Records supplied

::::

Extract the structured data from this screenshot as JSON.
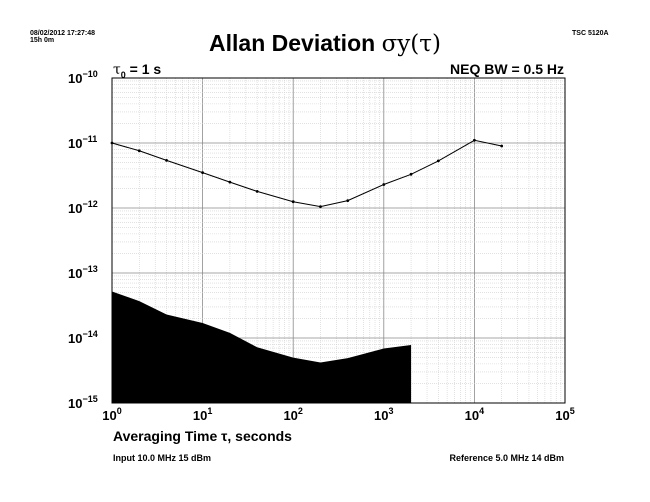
{
  "header": {
    "timestamp_date": "08/02/2012 17:27:48",
    "timestamp_duration": "15h 0m",
    "instrument": "TSC 5120A",
    "title_text": "Allan Deviation ",
    "title_symbol": "σy(τ)",
    "tau0_symbol": "τ",
    "tau0_subscript": "0",
    "tau0_value": " = 1 s",
    "neq_bw": "NEQ BW = 0.5 Hz"
  },
  "footer": {
    "input": "Input 10.0 MHz 15 dBm",
    "reference": "Reference 5.0 MHz 14 dBm"
  },
  "chart_data": {
    "type": "line",
    "title": "Allan Deviation σy(τ)",
    "xlabel": "Averaging Time τ, seconds",
    "ylabel": "",
    "xscale": "log",
    "yscale": "log",
    "xlim": [
      1,
      100000
    ],
    "ylim": [
      1e-15,
      1e-10
    ],
    "grid": true,
    "x_ticks": [
      {
        "base": "10",
        "exp": "0",
        "value": 1
      },
      {
        "base": "10",
        "exp": "1",
        "value": 10
      },
      {
        "base": "10",
        "exp": "2",
        "value": 100
      },
      {
        "base": "10",
        "exp": "3",
        "value": 1000
      },
      {
        "base": "10",
        "exp": "4",
        "value": 10000
      },
      {
        "base": "10",
        "exp": "5",
        "value": 100000
      }
    ],
    "y_ticks": [
      {
        "base": "10",
        "exp": "−10",
        "value": 1e-10
      },
      {
        "base": "10",
        "exp": "−11",
        "value": 1e-11
      },
      {
        "base": "10",
        "exp": "−12",
        "value": 1e-12
      },
      {
        "base": "10",
        "exp": "−13",
        "value": 1e-13
      },
      {
        "base": "10",
        "exp": "−14",
        "value": 1e-14
      },
      {
        "base": "10",
        "exp": "−15",
        "value": 1e-15
      }
    ],
    "series": [
      {
        "kind": "line-with-markers",
        "color": "#000000",
        "x": [
          1,
          2,
          4,
          10,
          20,
          40,
          100,
          200,
          400,
          1000,
          2000,
          4000,
          10000,
          20000
        ],
        "y": [
          1e-11,
          7.6e-12,
          5.4e-12,
          3.5e-12,
          2.5e-12,
          1.8e-12,
          1.25e-12,
          1.05e-12,
          1.3e-12,
          2.3e-12,
          3.3e-12,
          5.3e-12,
          1.1e-11,
          9e-12
        ]
      },
      {
        "kind": "filled-noise-floor",
        "color": "#000000",
        "x": [
          1,
          2,
          4,
          10,
          20,
          40,
          100,
          200,
          400,
          1000,
          2000
        ],
        "y": [
          5.2e-14,
          3.7e-14,
          2.3e-14,
          1.7e-14,
          1.2e-14,
          7.2e-15,
          5e-15,
          4.2e-15,
          4.9e-15,
          6.9e-15,
          7.8e-15
        ]
      }
    ]
  }
}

::::

Stated goal
Above are the records. Identify each line that contains the word "Deviation".

Solution below
    "title_text": "Allan Deviation ",
    "title": "Allan Deviation σy(τ)",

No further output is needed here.